[Dataset records]

++++++++

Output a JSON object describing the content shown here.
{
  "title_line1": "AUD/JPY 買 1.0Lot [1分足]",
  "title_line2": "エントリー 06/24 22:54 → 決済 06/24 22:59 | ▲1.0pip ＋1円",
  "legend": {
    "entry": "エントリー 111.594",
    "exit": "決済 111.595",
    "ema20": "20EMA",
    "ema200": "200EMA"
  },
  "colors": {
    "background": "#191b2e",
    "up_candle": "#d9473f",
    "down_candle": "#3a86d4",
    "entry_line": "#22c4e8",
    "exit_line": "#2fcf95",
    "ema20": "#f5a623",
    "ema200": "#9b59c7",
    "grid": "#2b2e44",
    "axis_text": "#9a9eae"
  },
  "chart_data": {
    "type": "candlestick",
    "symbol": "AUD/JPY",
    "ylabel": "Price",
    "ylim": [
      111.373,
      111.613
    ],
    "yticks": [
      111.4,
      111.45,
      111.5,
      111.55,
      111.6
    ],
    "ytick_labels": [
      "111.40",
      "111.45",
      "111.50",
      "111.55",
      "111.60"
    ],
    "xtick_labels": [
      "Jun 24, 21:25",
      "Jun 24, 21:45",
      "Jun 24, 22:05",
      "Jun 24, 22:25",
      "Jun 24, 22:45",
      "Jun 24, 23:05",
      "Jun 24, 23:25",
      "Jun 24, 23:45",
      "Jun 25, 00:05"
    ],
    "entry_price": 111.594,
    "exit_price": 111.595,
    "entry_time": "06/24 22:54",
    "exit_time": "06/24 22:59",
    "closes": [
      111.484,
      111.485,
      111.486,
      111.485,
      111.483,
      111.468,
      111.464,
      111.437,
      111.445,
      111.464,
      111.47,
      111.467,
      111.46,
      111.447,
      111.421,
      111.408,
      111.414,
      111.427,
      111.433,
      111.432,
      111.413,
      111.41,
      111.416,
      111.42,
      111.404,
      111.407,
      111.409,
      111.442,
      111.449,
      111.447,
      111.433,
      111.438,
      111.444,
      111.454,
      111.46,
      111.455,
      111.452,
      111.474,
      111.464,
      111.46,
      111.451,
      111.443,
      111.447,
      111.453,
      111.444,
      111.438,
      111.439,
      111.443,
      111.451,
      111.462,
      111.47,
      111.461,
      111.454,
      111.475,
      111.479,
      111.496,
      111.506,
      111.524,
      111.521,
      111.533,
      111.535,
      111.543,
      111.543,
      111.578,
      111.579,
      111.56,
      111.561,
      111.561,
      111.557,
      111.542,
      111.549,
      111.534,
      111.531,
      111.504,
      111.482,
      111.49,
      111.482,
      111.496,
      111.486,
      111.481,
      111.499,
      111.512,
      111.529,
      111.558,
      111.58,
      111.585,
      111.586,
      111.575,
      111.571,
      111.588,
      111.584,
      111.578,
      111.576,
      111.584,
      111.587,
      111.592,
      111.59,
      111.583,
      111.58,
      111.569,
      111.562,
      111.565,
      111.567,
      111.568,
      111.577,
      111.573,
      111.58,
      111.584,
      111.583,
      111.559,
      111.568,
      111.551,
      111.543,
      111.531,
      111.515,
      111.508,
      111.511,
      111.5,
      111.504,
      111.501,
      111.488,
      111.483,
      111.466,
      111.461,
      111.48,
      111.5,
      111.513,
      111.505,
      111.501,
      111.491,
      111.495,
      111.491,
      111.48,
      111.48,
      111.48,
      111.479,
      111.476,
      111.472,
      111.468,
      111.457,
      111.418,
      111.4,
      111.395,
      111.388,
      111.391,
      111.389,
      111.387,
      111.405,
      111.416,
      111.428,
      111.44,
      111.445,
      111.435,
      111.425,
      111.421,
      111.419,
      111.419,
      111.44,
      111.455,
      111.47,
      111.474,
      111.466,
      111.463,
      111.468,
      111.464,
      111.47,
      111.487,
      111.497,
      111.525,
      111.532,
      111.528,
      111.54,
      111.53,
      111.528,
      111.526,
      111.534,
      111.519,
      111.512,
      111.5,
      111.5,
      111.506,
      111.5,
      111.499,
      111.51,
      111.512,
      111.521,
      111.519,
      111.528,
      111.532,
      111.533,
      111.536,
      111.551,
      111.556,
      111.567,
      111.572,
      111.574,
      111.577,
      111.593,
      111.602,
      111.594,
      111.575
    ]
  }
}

++++++++

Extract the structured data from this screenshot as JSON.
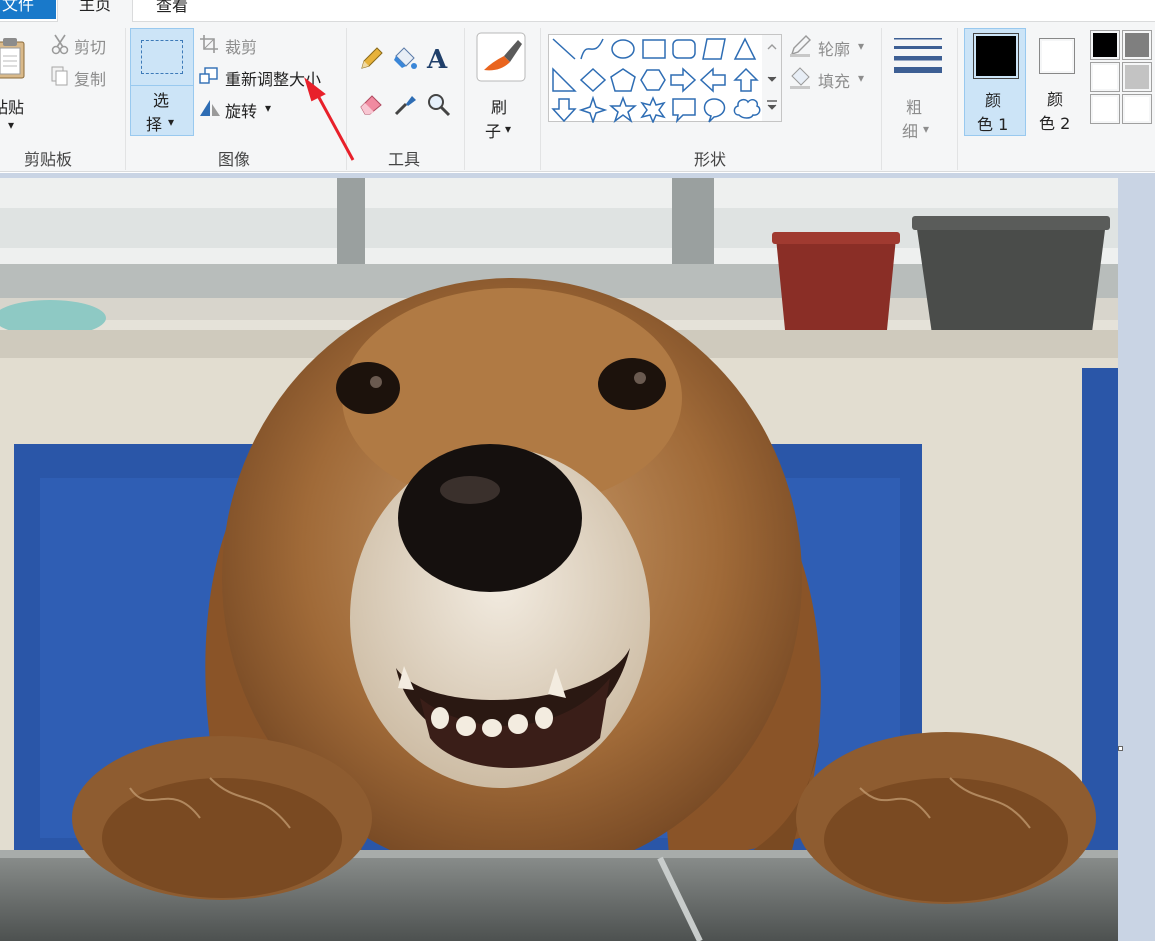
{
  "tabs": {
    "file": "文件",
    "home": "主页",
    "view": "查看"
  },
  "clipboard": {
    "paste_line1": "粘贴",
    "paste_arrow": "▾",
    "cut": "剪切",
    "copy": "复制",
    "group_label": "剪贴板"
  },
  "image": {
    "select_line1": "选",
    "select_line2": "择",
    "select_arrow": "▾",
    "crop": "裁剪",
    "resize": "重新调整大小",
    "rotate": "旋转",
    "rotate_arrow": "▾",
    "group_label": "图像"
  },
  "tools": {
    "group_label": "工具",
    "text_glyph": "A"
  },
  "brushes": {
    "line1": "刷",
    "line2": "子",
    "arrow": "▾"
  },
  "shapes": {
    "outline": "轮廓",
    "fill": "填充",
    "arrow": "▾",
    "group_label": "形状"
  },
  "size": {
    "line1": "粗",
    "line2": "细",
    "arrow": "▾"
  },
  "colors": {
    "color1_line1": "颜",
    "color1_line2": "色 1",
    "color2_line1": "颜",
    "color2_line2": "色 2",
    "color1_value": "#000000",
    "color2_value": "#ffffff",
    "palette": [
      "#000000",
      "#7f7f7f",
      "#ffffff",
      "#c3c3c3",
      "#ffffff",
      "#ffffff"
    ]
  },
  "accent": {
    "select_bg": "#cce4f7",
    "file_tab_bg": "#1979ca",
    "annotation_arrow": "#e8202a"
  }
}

++++++++

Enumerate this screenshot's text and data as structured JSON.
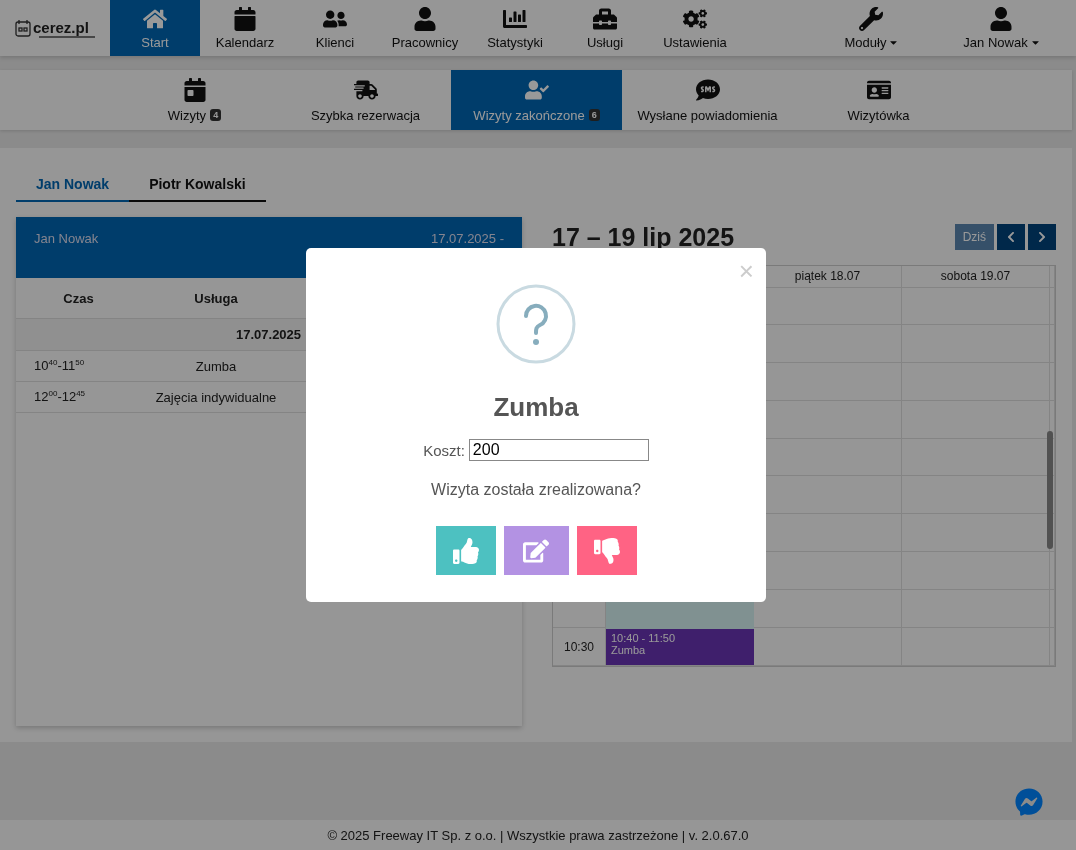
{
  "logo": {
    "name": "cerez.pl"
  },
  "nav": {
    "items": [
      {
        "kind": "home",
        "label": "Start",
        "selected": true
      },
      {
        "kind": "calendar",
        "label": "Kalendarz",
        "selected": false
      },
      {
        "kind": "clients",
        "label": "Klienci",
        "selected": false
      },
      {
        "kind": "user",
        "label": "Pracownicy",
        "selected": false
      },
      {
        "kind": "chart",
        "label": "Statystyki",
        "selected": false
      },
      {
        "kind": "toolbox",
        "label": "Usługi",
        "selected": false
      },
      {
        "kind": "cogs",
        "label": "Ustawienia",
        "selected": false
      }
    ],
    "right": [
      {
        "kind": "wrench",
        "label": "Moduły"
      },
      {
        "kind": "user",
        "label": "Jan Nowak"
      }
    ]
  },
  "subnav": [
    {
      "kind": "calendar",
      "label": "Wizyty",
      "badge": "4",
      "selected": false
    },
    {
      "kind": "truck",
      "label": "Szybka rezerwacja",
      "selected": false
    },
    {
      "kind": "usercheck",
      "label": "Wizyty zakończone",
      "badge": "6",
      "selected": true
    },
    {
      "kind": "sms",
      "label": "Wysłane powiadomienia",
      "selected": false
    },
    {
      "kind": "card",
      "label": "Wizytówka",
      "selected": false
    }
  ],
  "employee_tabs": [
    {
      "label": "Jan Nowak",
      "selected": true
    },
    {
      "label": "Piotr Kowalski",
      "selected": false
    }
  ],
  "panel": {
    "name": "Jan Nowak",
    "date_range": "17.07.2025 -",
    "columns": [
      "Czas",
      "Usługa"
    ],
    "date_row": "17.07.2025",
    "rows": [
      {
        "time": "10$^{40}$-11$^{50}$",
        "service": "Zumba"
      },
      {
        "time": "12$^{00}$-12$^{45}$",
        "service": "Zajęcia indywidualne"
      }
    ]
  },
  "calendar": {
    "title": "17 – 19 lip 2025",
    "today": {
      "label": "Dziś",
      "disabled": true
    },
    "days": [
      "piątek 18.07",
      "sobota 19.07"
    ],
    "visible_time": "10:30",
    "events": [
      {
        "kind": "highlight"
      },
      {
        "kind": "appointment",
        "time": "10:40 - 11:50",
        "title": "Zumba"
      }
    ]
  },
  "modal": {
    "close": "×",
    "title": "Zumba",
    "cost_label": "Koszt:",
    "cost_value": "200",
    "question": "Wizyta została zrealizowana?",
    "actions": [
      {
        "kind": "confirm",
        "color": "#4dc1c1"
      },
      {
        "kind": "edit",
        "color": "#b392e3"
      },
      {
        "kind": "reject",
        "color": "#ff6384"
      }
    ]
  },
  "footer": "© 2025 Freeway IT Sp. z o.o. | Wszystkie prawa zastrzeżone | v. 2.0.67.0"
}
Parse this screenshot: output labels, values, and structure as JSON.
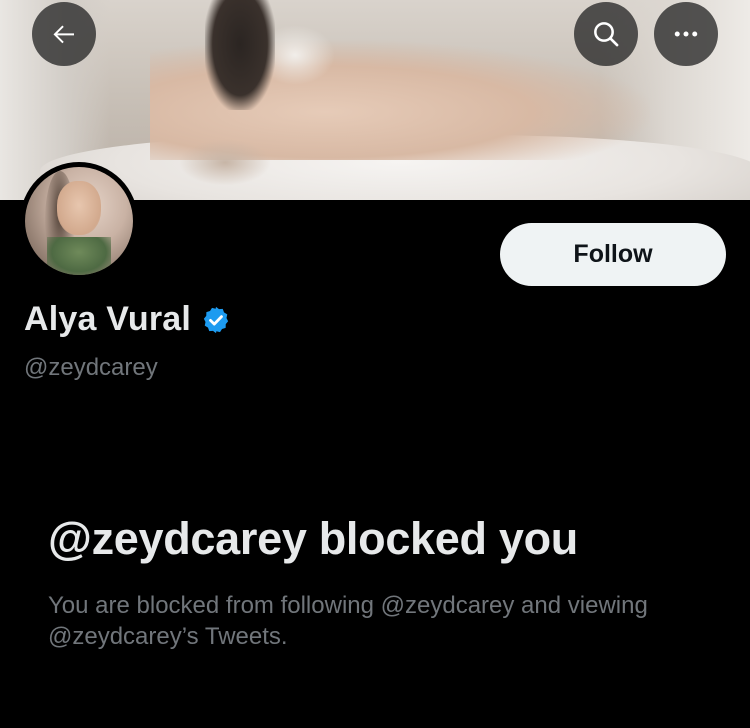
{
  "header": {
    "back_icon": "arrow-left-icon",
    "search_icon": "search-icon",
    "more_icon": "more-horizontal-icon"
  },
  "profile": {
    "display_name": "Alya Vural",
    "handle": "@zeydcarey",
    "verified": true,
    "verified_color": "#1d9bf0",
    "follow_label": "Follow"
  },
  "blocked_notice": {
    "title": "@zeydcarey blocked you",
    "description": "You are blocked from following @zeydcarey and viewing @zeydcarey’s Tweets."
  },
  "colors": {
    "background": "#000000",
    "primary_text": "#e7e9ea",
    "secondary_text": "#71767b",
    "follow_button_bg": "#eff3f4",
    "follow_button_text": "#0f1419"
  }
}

++++++++

INSTRUCTIONS TO FOLLOW: Scan the entries above. Copy each line that has the string "this".

SOLUTION BELOW:
Extract the structured data from this screenshot as JSON.
Enumerate this screenshot's text and data as structured JSON.
Parse this screenshot: output labels, values, and structure as JSON.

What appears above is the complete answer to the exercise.